-- Begin Records for this exercise --

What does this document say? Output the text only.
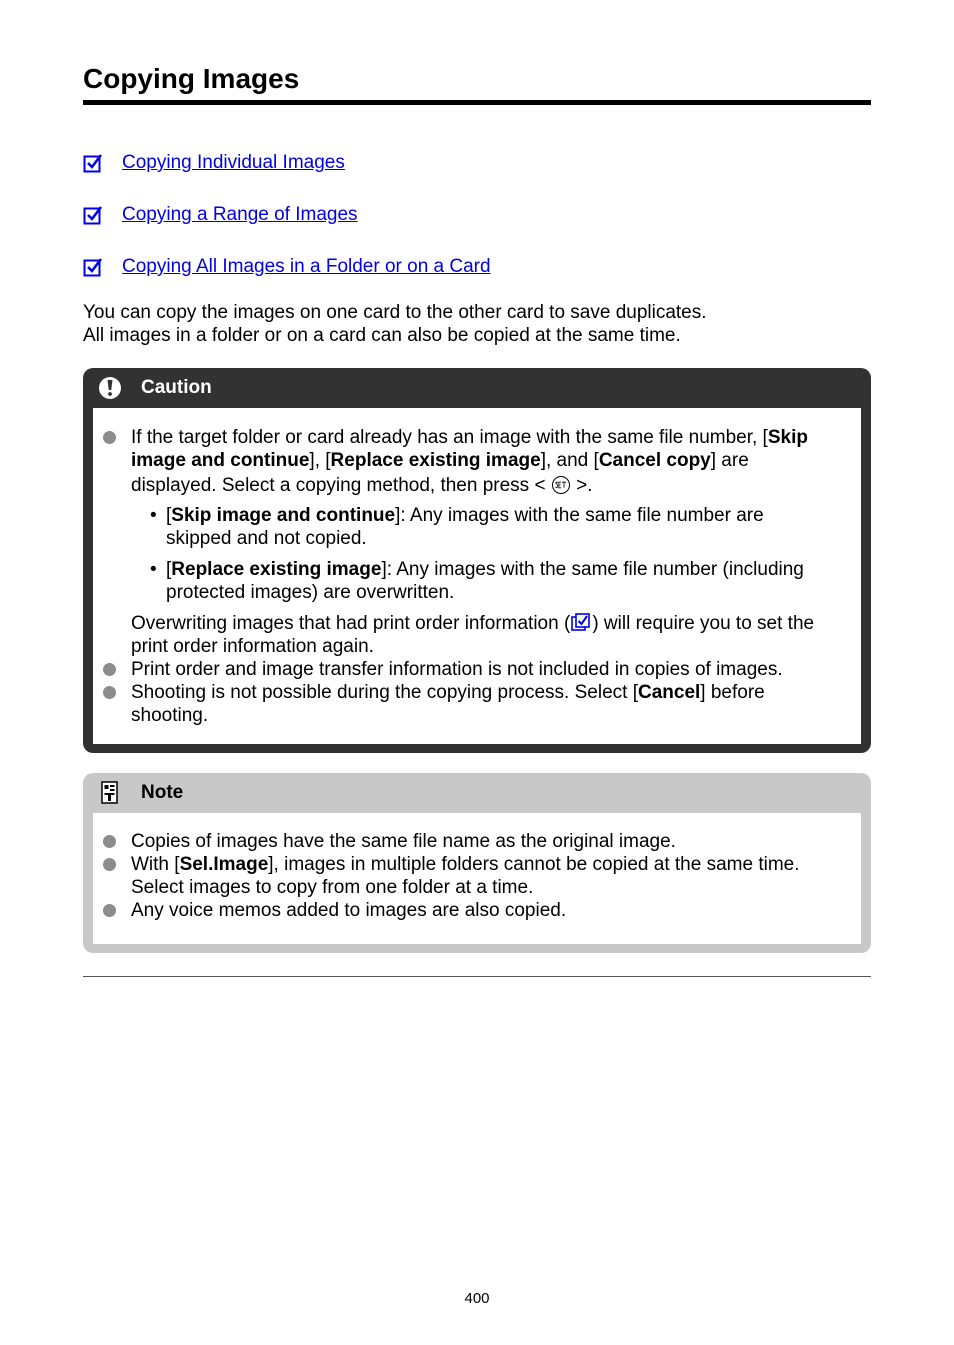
Copying Images
Copying Individual Images
Copying a Range of Images
Copying All Images in a Folder or on a Card

You can copy the images on one card to the other card to save duplicates.

All images in a folder or on a card can also be copied at the same time.

Caution
If the target folder or card already has an image with the same file number, [Skip
image and continue], [Replace existing image], and [Cancel copy] are
displayed. Select a copying method, then press <  >.
• [Skip image and continue]: Any images with the same file number are
skipped and not copied.
• [Replace existing image]: Any images with the same file number (including
protected images) are overwritten.
Overwriting images that had print order information ( ) will require you to set the
print order information again.
Print order and image transfer information is not included in copies of images.
Shooting is not possible during the copying process. Select [Cancel] before
shooting.
Note
Copies of images have the same file name as the original image.
With [Sel.Image], images in multiple folders cannot be copied at the same time.
Select images to copy from one folder at a time.
Any voice memos added to images are also copied.
400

-- End Records for this exercise --

Objective >>
Repeat each entry precisely as it appears. Leave the pictures out.

Solution to this problem >>
What does this document say? Output the text only.
Copying Images
Copying Individual Images
Copying a Range of Images
Copying All Images in a Folder or on a Card

You can copy the images on one card to the other card to save duplicates.

All images in a folder or on a card can also be copied at the same time.

Caution
If the target folder or card already has an image with the same file number, [Skip
image and continue], [Replace existing image], and [Cancel copy] are
displayed. Select a copying method, then press <  >.
• [Skip image and continue]: Any images with the same file number are
skipped and not copied.
• [Replace existing image]: Any images with the same file number (including
protected images) are overwritten.
Overwriting images that had print order information ( ) will require you to set the
print order information again.
Print order and image transfer information is not included in copies of images.
Shooting is not possible during the copying process. Select [Cancel] before
shooting.
Note
Copies of images have the same file name as the original image.
With [Sel.Image], images in multiple folders cannot be copied at the same time.
Select images to copy from one folder at a time.
Any voice memos added to images are also copied.
400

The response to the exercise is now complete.